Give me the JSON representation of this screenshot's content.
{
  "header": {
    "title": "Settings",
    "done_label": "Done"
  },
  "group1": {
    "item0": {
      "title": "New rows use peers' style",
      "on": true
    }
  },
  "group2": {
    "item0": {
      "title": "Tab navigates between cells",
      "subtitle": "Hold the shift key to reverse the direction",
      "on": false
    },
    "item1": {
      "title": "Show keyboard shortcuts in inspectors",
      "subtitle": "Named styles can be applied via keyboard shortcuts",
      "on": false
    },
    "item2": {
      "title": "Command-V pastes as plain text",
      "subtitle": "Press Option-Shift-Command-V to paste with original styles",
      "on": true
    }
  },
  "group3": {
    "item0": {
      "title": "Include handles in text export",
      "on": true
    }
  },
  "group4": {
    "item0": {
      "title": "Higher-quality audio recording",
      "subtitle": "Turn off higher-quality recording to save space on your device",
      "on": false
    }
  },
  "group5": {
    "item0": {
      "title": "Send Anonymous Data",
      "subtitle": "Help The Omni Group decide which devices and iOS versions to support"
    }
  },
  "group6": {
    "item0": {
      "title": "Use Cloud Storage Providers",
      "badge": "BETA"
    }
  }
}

────────────────────────────────────────

BRIEF:
Check each line of the listing for "shortcuts", and copy the ones that hold it.

REPLY TO THE TASK:
      "title": "Show keyboard shortcuts in inspectors",
      "subtitle": "Named styles can be applied via keyboard shortcuts",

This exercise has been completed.